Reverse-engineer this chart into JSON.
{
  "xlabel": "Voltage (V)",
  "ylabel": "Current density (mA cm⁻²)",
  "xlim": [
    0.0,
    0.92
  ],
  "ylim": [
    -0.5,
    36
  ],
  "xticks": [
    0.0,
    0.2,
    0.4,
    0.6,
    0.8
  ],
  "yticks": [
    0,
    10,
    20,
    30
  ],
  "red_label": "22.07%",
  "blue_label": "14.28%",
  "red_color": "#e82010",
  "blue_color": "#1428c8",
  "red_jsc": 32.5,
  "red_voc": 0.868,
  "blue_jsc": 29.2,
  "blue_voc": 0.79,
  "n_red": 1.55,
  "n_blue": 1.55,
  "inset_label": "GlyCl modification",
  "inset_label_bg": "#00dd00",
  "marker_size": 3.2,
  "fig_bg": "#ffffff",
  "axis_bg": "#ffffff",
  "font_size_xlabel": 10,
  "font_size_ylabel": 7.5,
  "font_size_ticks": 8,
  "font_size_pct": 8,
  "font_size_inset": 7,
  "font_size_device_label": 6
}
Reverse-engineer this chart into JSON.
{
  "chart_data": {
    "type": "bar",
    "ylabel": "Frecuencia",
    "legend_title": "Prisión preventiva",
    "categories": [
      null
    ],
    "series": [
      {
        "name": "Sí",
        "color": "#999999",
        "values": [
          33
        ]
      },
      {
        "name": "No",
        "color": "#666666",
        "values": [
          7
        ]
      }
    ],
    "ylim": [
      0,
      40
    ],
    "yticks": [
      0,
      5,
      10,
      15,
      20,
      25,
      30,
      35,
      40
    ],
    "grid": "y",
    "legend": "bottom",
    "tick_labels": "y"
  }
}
=-=-=
* [Request]: Give every line of the material again, exactly as it reads.

* [Solution]:
Reverse-engineer this chart into JSON.
{
  "xlabel": "Voltage (V)",
  "ylabel": "Current density (mA cm⁻²)",
  "xlim": [
    0.0,
    0.92
  ],
  "ylim": [
    -0.5,
    36
  ],
  "xticks": [
    0.0,
    0.2,
    0.4,
    0.6,
    0.8
  ],
  "yticks": [
    0,
    10,
    20,
    30
  ],
  "red_label": "22.07%",
  "blue_label": "14.28%",
  "red_color": "#e82010",
  "blue_color": "#1428c8",
  "red_jsc": 32.5,
  "red_voc": 0.868,
  "blue_jsc": 29.2,
  "blue_voc": 0.79,
  "n_red": 1.55,
  "n_blue": 1.55,
  "inset_label": "GlyCl modification",
  "inset_label_bg": "#00dd00",
  "marker_size": 3.2,
  "fig_bg": "#ffffff",
  "axis_bg": "#ffffff",
  "font_size_xlabel": 10,
  "font_size_ylabel": 7.5,
  "font_size_ticks": 8,
  "font_size_pct": 8,
  "font_size_inset": 7,
  "font_size_device_label": 6
}
Reverse-engineer this chart into JSON.
{
  "chart_data": {
    "type": "bar",
    "ylabel": "Frecuencia",
    "legend_title": "Prisión preventiva",
    "categories": [
      null
    ],
    "series": [
      {
        "name": "Sí",
        "color": "#999999",
        "values": [
          33
        ]
      },
      {
        "name": "No",
        "color": "#666666",
        "values": [
          7
        ]
      }
    ],
    "ylim": [
      0,
      40
    ],
    "yticks": [
      0,
      5,
      10,
      15,
      20,
      25,
      30,
      35,
      40
    ],
    "grid": "y",
    "legend": "bottom",
    "tick_labels": "y"
  }
}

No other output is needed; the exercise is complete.